- _The exercise_
Search the data below for "Accum"; list each line that holds it.

- _Given information_
--------------------

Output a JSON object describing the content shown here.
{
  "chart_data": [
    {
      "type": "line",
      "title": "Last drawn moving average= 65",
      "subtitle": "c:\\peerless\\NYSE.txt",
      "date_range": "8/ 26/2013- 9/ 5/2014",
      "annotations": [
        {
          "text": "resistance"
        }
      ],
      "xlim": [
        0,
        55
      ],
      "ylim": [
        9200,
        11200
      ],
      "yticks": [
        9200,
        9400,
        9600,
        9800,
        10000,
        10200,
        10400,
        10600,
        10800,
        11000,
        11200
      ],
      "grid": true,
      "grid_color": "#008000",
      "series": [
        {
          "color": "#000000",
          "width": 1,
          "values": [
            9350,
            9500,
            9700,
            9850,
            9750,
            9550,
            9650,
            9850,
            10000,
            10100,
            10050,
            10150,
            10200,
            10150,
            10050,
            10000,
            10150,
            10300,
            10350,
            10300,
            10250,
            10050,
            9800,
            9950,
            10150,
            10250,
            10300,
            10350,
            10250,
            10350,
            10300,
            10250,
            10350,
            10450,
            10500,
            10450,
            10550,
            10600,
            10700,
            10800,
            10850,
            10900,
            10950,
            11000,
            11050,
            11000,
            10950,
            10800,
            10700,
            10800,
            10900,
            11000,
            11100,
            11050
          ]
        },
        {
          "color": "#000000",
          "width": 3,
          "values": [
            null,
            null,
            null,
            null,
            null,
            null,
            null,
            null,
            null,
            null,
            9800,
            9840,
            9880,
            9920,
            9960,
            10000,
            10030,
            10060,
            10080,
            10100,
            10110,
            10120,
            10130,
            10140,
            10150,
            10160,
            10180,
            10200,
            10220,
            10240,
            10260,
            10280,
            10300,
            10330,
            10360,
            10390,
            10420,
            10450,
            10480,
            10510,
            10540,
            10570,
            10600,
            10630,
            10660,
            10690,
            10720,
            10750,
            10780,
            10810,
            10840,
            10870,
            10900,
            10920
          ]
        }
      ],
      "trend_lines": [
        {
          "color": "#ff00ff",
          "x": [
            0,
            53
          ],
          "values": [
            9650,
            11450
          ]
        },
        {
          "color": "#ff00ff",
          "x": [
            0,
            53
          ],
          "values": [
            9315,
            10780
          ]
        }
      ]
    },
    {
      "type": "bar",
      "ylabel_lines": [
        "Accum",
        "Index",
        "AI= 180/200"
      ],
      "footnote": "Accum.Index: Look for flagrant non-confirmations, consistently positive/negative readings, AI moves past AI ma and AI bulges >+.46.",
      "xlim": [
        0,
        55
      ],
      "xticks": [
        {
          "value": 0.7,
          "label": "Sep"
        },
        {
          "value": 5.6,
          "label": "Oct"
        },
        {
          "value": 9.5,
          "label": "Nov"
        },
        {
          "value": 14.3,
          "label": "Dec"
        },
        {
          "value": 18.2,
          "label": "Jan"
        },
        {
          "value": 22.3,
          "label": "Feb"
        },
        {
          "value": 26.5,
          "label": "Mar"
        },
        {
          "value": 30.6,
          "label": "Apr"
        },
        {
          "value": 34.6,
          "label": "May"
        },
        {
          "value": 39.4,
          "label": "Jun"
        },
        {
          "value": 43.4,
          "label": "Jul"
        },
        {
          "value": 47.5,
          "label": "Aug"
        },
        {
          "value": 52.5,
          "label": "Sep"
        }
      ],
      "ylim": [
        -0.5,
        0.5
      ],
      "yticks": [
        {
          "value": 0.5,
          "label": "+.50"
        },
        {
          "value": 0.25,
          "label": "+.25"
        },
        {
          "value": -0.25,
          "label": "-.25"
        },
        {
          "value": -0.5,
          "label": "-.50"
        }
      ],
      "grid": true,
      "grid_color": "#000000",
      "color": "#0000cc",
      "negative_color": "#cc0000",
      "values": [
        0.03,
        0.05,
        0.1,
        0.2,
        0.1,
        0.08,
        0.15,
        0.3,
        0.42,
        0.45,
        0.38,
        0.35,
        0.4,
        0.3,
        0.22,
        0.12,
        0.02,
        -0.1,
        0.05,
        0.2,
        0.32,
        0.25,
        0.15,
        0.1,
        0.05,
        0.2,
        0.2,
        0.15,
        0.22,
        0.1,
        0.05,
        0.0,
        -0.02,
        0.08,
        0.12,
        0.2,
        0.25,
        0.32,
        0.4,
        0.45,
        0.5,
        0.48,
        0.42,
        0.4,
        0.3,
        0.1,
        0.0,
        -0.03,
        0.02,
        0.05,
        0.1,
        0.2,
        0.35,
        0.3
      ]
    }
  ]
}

--------------------

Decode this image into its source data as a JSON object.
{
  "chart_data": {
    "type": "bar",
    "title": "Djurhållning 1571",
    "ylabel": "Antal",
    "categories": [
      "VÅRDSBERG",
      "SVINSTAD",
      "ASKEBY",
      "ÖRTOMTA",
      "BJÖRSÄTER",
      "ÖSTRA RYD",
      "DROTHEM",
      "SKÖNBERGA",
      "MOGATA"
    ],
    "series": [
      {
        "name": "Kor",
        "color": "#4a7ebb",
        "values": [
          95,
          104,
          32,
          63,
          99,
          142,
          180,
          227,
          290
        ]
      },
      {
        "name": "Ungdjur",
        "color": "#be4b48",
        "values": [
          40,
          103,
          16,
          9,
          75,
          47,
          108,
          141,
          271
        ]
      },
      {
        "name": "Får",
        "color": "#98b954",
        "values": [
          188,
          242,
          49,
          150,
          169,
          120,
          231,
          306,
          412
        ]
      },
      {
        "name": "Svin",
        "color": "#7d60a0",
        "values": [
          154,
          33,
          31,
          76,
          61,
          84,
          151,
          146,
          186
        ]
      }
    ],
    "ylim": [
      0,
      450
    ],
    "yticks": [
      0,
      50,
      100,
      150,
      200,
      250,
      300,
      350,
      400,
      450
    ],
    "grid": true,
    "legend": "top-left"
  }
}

--------------------

- _Written answer_
        "Accum",
      "footnote": "Accum.Index: Look for flagrant non-confirmations, consistently positive/negative readings, AI moves past AI ma and AI bulges >+.46.",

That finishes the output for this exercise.